**Aim:**
Please reproduce every record, keeping each one exactly as written.

Stored items:

Start

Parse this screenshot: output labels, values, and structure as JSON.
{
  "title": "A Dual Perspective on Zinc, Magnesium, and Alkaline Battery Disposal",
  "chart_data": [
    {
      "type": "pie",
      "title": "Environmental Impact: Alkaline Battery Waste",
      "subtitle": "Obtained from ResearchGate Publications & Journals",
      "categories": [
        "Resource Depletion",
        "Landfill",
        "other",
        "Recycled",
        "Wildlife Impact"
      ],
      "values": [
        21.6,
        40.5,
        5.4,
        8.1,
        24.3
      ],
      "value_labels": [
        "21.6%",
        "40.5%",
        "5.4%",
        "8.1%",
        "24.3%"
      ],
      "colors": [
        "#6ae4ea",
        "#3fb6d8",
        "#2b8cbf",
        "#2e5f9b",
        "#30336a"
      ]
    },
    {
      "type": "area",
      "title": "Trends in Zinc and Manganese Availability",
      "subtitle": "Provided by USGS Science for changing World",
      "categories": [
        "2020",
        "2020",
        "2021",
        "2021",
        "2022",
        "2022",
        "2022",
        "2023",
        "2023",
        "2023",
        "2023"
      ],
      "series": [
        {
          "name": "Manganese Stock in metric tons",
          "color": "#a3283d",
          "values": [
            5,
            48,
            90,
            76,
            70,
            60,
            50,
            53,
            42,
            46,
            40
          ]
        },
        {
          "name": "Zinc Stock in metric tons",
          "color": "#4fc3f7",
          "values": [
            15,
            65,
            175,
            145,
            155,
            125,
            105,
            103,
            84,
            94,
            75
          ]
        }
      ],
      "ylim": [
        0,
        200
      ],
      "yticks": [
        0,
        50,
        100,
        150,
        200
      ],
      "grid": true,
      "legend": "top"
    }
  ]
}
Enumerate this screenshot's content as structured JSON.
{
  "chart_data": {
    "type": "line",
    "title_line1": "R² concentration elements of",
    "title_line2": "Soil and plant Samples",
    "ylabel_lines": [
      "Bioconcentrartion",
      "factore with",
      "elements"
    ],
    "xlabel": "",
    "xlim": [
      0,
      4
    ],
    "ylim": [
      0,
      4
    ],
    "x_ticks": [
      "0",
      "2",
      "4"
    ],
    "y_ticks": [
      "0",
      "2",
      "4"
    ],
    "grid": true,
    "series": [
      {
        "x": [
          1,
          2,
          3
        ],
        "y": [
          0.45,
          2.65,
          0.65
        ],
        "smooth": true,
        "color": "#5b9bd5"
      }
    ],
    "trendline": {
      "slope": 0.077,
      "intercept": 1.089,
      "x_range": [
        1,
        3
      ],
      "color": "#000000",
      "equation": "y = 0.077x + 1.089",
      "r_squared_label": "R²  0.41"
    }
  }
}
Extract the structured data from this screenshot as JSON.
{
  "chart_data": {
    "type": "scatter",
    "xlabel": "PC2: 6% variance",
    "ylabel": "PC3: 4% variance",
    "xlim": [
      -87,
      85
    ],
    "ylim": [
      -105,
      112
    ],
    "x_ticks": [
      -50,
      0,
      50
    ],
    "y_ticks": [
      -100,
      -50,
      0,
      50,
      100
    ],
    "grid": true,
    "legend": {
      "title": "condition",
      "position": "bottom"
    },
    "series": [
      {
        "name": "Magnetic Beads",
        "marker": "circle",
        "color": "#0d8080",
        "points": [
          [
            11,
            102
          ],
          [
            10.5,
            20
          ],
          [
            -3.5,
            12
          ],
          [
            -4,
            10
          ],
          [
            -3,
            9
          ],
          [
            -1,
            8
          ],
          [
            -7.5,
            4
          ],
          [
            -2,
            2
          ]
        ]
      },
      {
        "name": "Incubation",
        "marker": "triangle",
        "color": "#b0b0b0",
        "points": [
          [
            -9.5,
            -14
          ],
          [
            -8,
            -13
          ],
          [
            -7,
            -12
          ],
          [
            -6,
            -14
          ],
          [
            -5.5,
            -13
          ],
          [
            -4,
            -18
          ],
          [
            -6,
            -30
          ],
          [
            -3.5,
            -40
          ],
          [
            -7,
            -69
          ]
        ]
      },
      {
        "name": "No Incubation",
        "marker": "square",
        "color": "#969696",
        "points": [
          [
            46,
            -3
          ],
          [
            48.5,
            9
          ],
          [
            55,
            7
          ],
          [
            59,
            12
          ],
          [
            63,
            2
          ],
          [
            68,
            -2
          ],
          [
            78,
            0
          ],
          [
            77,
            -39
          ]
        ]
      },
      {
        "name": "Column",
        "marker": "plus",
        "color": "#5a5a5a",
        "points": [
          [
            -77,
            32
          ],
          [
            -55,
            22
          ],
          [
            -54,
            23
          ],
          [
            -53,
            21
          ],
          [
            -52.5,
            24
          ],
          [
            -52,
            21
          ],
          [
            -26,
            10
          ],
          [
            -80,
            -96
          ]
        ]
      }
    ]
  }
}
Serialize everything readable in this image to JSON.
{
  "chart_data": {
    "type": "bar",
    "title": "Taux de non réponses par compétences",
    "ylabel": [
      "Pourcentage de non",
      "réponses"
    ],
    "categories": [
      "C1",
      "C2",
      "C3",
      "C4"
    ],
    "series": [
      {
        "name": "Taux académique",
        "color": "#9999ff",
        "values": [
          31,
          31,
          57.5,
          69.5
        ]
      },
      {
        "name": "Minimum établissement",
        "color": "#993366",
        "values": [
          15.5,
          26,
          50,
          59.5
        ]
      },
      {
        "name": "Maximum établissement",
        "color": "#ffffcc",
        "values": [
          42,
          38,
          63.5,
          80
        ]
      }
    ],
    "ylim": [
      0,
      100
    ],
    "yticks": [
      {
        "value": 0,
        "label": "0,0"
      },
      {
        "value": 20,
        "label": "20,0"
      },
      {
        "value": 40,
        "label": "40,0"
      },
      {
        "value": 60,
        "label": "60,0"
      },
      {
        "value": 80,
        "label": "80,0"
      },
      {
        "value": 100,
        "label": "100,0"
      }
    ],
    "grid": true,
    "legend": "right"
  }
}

End

**Result of the exercise:**
Parse this screenshot: output labels, values, and structure as JSON.
{
  "title": "A Dual Perspective on Zinc, Magnesium, and Alkaline Battery Disposal",
  "chart_data": [
    {
      "type": "pie",
      "title": "Environmental Impact: Alkaline Battery Waste",
      "subtitle": "Obtained from ResearchGate Publications & Journals",
      "categories": [
        "Resource Depletion",
        "Landfill",
        "other",
        "Recycled",
        "Wildlife Impact"
      ],
      "values": [
        21.6,
        40.5,
        5.4,
        8.1,
        24.3
      ],
      "value_labels": [
        "21.6%",
        "40.5%",
        "5.4%",
        "8.1%",
        "24.3%"
      ],
      "colors": [
        "#6ae4ea",
        "#3fb6d8",
        "#2b8cbf",
        "#2e5f9b",
        "#30336a"
      ]
    },
    {
      "type": "area",
      "title": "Trends in Zinc and Manganese Availability",
      "subtitle": "Provided by USGS Science for changing World",
      "categories": [
        "2020",
        "2020",
        "2021",
        "2021",
        "2022",
        "2022",
        "2022",
        "2023",
        "2023",
        "2023",
        "2023"
      ],
      "series": [
        {
          "name": "Manganese Stock in metric tons",
          "color": "#a3283d",
          "values": [
            5,
            48,
            90,
            76,
            70,
            60,
            50,
            53,
            42,
            46,
            40
          ]
        },
        {
          "name": "Zinc Stock in metric tons",
          "color": "#4fc3f7",
          "values": [
            15,
            65,
            175,
            145,
            155,
            125,
            105,
            103,
            84,
            94,
            75
          ]
        }
      ],
      "ylim": [
        0,
        200
      ],
      "yticks": [
        0,
        50,
        100,
        150,
        200
      ],
      "grid": true,
      "legend": "top"
    }
  ]
}
Enumerate this screenshot's content as structured JSON.
{
  "chart_data": {
    "type": "line",
    "title_line1": "R² concentration elements of",
    "title_line2": "Soil and plant Samples",
    "ylabel_lines": [
      "Bioconcentrartion",
      "factore with",
      "elements"
    ],
    "xlabel": "",
    "xlim": [
      0,
      4
    ],
    "ylim": [
      0,
      4
    ],
    "x_ticks": [
      "0",
      "2",
      "4"
    ],
    "y_ticks": [
      "0",
      "2",
      "4"
    ],
    "grid": true,
    "series": [
      {
        "x": [
          1,
          2,
          3
        ],
        "y": [
          0.45,
          2.65,
          0.65
        ],
        "smooth": true,
        "color": "#5b9bd5"
      }
    ],
    "trendline": {
      "slope": 0.077,
      "intercept": 1.089,
      "x_range": [
        1,
        3
      ],
      "color": "#000000",
      "equation": "y = 0.077x + 1.089",
      "r_squared_label": "R²  0.41"
    }
  }
}
Extract the structured data from this screenshot as JSON.
{
  "chart_data": {
    "type": "scatter",
    "xlabel": "PC2: 6% variance",
    "ylabel": "PC3: 4% variance",
    "xlim": [
      -87,
      85
    ],
    "ylim": [
      -105,
      112
    ],
    "x_ticks": [
      -50,
      0,
      50
    ],
    "y_ticks": [
      -100,
      -50,
      0,
      50,
      100
    ],
    "grid": true,
    "legend": {
      "title": "condition",
      "position": "bottom"
    },
    "series": [
      {
        "name": "Magnetic Beads",
        "marker": "circle",
        "color": "#0d8080",
        "points": [
          [
            11,
            102
          ],
          [
            10.5,
            20
          ],
          [
            -3.5,
            12
          ],
          [
            -4,
            10
          ],
          [
            -3,
            9
          ],
          [
            -1,
            8
          ],
          [
            -7.5,
            4
          ],
          [
            -2,
            2
          ]
        ]
      },
      {
        "name": "Incubation",
        "marker": "triangle",
        "color": "#b0b0b0",
        "points": [
          [
            -9.5,
            -14
          ],
          [
            -8,
            -13
          ],
          [
            -7,
            -12
          ],
          [
            -6,
            -14
          ],
          [
            -5.5,
            -13
          ],
          [
            -4,
            -18
          ],
          [
            -6,
            -30
          ],
          [
            -3.5,
            -40
          ],
          [
            -7,
            -69
          ]
        ]
      },
      {
        "name": "No Incubation",
        "marker": "square",
        "color": "#969696",
        "points": [
          [
            46,
            -3
          ],
          [
            48.5,
            9
          ],
          [
            55,
            7
          ],
          [
            59,
            12
          ],
          [
            63,
            2
          ],
          [
            68,
            -2
          ],
          [
            78,
            0
          ],
          [
            77,
            -39
          ]
        ]
      },
      {
        "name": "Column",
        "marker": "plus",
        "color": "#5a5a5a",
        "points": [
          [
            -77,
            32
          ],
          [
            -55,
            22
          ],
          [
            -54,
            23
          ],
          [
            -53,
            21
          ],
          [
            -52.5,
            24
          ],
          [
            -52,
            21
          ],
          [
            -26,
            10
          ],
          [
            -80,
            -96
          ]
        ]
      }
    ]
  }
}
Serialize everything readable in this image to JSON.
{
  "chart_data": {
    "type": "bar",
    "title": "Taux de non réponses par compétences",
    "ylabel": [
      "Pourcentage de non",
      "réponses"
    ],
    "categories": [
      "C1",
      "C2",
      "C3",
      "C4"
    ],
    "series": [
      {
        "name": "Taux académique",
        "color": "#9999ff",
        "values": [
          31,
          31,
          57.5,
          69.5
        ]
      },
      {
        "name": "Minimum établissement",
        "color": "#993366",
        "values": [
          15.5,
          26,
          50,
          59.5
        ]
      },
      {
        "name": "Maximum établissement",
        "color": "#ffffcc",
        "values": [
          42,
          38,
          63.5,
          80
        ]
      }
    ],
    "ylim": [
      0,
      100
    ],
    "yticks": [
      {
        "value": 0,
        "label": "0,0"
      },
      {
        "value": 20,
        "label": "20,0"
      },
      {
        "value": 40,
        "label": "40,0"
      },
      {
        "value": 60,
        "label": "60,0"
      },
      {
        "value": 80,
        "label": "80,0"
      },
      {
        "value": 100,
        "label": "100,0"
      }
    ],
    "grid": true,
    "legend": "right"
  }
}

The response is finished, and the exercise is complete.